## DESCRIPTION OF THE TASK
Return all lines that include the string "Video".

## DATA PROVIDED
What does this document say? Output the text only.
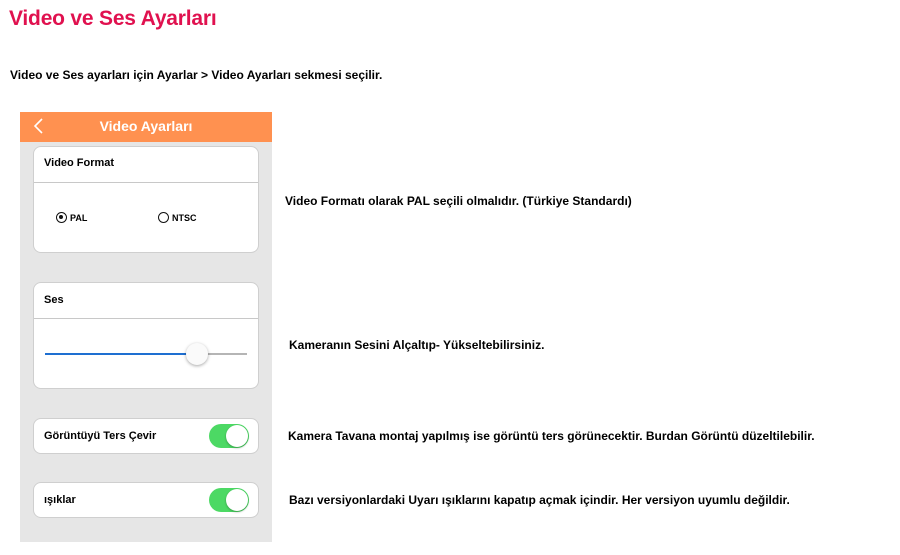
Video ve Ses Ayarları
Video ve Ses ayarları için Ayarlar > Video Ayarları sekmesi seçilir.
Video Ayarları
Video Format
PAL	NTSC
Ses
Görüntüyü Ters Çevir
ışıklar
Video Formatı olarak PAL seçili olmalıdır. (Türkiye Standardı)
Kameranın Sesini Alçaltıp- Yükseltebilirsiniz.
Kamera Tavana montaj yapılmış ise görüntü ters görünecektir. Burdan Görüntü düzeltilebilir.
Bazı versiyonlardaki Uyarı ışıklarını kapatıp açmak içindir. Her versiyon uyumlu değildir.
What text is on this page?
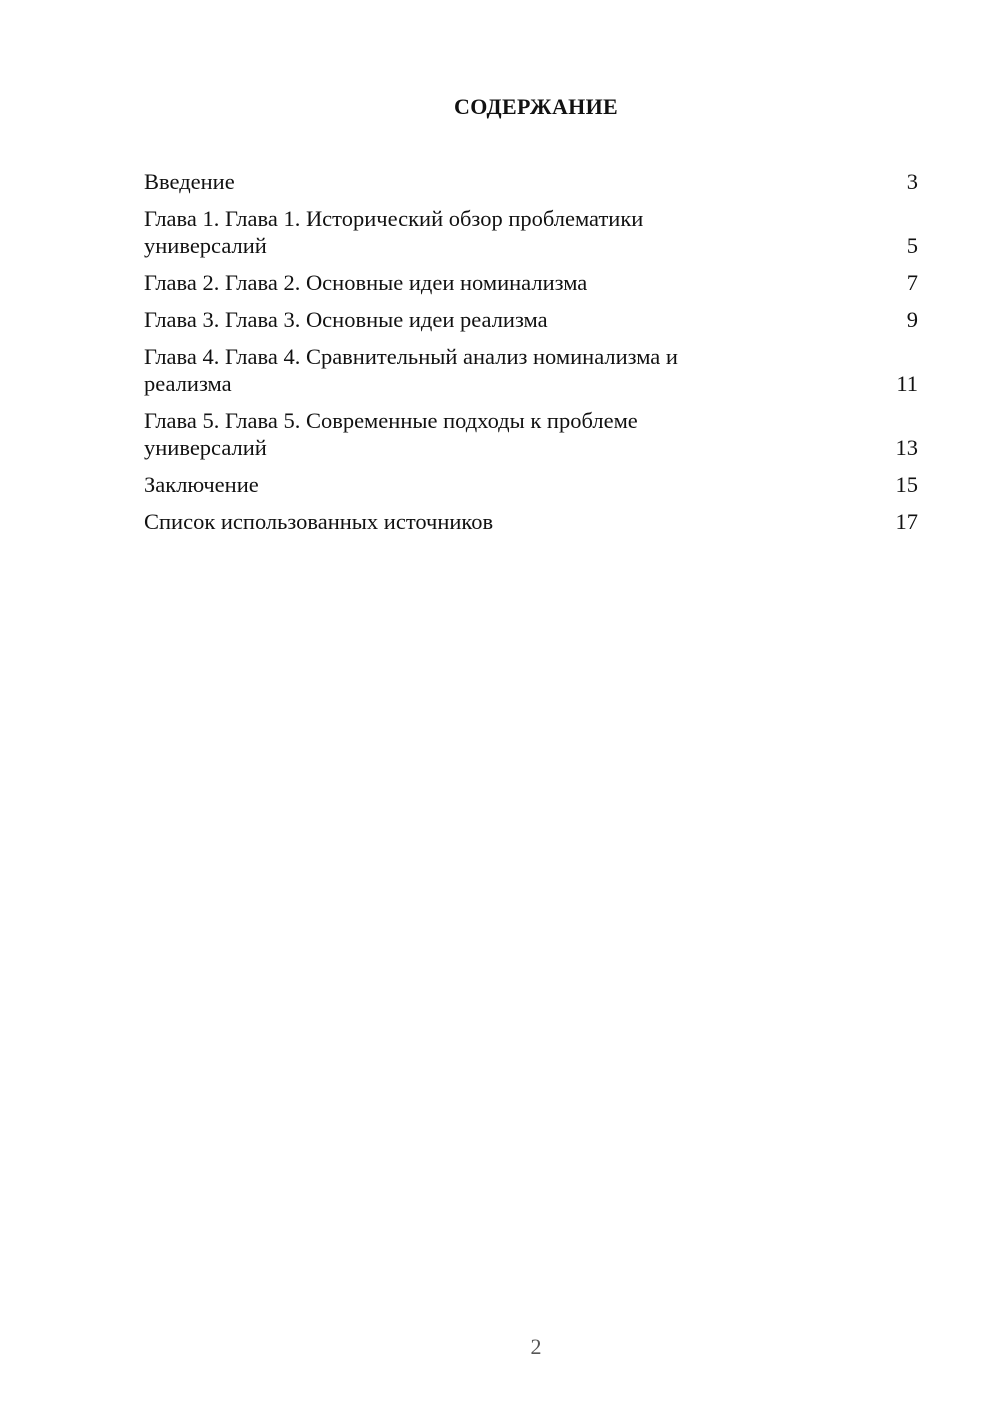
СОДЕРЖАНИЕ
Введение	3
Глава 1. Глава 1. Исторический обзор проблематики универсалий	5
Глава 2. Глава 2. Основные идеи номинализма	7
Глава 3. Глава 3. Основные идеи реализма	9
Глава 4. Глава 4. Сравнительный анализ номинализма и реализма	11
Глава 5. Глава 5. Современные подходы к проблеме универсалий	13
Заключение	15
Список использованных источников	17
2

* * *

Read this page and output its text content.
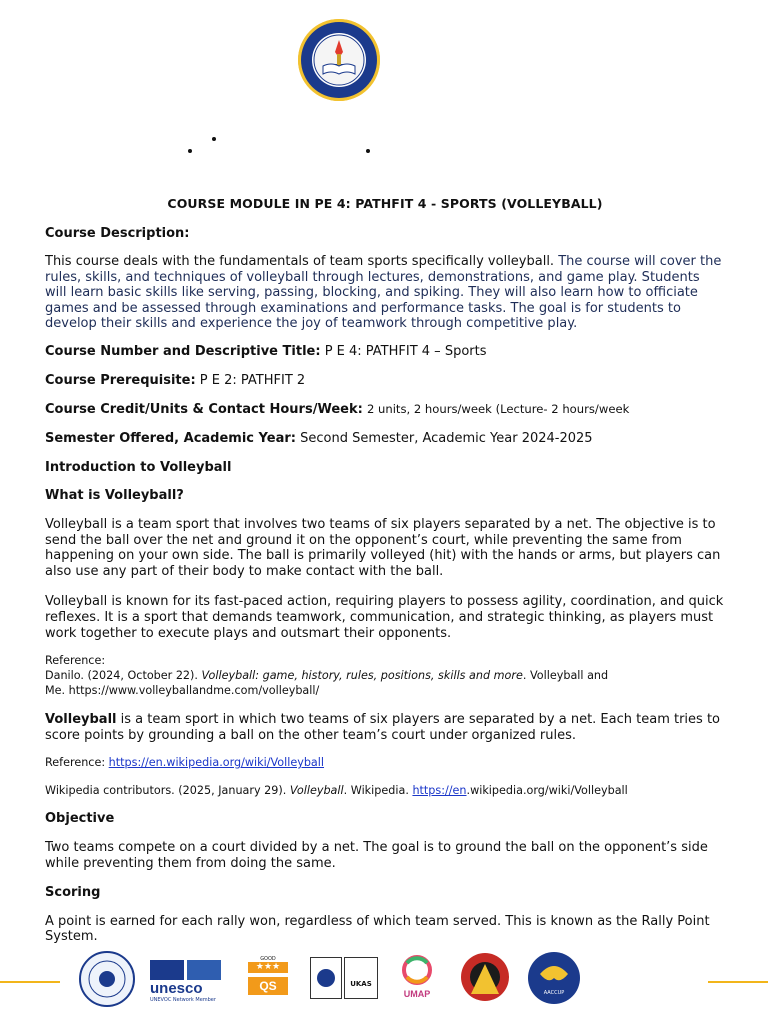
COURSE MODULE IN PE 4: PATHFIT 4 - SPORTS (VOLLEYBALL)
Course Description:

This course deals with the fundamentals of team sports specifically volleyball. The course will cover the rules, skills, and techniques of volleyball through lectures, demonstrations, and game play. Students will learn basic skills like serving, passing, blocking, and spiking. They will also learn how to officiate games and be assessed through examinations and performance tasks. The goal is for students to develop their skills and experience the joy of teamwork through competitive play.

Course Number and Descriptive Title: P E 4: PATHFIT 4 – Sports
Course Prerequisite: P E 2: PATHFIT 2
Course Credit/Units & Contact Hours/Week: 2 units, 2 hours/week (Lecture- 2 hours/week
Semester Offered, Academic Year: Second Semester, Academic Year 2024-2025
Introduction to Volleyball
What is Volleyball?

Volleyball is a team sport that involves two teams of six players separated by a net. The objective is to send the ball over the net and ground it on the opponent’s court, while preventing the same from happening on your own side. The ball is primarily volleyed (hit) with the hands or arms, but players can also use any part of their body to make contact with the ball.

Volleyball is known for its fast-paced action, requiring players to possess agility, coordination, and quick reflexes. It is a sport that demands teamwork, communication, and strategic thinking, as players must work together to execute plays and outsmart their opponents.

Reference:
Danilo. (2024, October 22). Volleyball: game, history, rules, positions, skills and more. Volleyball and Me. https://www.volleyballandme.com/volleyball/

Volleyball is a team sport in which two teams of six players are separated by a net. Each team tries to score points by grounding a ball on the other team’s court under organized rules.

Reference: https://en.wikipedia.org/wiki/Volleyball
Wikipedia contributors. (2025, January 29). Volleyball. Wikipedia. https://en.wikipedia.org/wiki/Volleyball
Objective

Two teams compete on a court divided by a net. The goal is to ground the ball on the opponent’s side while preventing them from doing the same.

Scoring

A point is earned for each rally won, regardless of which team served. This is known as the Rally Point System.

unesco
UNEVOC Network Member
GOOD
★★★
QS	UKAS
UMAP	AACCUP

## FINISHED ANSWER
Video ve Ses Ayarları
Video ve Ses ayarları için Ayarlar > Video Ayarları sekmesi seçilir.
Video Ayarları
Video Format
Video Formatı olarak PAL seçili olmalıdır. (Türkiye Standardı)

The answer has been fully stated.